**What this task involves**
Return all lines that include the string "color".

**Source records**
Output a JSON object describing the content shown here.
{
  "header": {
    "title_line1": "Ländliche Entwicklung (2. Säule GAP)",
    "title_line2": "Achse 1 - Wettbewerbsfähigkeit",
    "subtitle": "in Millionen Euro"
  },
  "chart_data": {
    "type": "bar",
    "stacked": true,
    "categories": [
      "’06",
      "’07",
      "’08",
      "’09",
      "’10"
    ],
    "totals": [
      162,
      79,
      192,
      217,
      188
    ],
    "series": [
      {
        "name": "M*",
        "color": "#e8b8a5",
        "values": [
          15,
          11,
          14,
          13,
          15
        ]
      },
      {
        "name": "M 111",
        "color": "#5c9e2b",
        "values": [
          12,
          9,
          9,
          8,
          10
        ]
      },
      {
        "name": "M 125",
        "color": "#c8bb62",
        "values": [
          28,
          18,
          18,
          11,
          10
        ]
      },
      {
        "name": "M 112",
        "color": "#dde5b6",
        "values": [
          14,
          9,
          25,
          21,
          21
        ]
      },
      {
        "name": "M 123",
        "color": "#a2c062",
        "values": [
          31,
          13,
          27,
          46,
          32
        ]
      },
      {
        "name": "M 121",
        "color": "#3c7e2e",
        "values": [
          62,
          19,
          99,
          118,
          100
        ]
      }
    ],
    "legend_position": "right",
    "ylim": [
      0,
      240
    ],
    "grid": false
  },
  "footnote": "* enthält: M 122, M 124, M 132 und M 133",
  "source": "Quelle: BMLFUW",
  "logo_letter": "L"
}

**Solution to the exercise**
        "color": "#e8b8a5",
        "color": "#5c9e2b",
        "color": "#c8bb62",
        "color": "#dde5b6",
        "color": "#a2c062",
        "color": "#3c7e2e",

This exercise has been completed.